Source data:
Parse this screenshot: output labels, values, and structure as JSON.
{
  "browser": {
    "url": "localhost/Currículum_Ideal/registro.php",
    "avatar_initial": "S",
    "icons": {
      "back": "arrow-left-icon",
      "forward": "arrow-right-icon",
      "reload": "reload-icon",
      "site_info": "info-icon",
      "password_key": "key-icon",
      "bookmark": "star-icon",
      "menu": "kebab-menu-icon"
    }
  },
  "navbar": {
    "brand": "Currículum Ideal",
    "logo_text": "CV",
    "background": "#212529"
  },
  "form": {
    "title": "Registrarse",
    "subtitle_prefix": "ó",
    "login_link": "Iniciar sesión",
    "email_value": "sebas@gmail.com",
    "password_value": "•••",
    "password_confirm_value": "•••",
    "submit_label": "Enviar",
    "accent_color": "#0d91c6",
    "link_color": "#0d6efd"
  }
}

Problem description: Above are some records; repeat all of them exactly.

The answer:
Parse this screenshot: output labels, values, and structure as JSON.
{
  "browser": {
    "url": "localhost/Currículum_Ideal/registro.php",
    "avatar_initial": "S",
    "icons": {
      "back": "arrow-left-icon",
      "forward": "arrow-right-icon",
      "reload": "reload-icon",
      "site_info": "info-icon",
      "password_key": "key-icon",
      "bookmark": "star-icon",
      "menu": "kebab-menu-icon"
    }
  },
  "navbar": {
    "brand": "Currículum Ideal",
    "logo_text": "CV",
    "background": "#212529"
  },
  "form": {
    "title": "Registrarse",
    "subtitle_prefix": "ó",
    "login_link": "Iniciar sesión",
    "email_value": "sebas@gmail.com",
    "password_value": "•••",
    "password_confirm_value": "•••",
    "submit_label": "Enviar",
    "accent_color": "#0d91c6",
    "link_color": "#0d6efd"
  }
}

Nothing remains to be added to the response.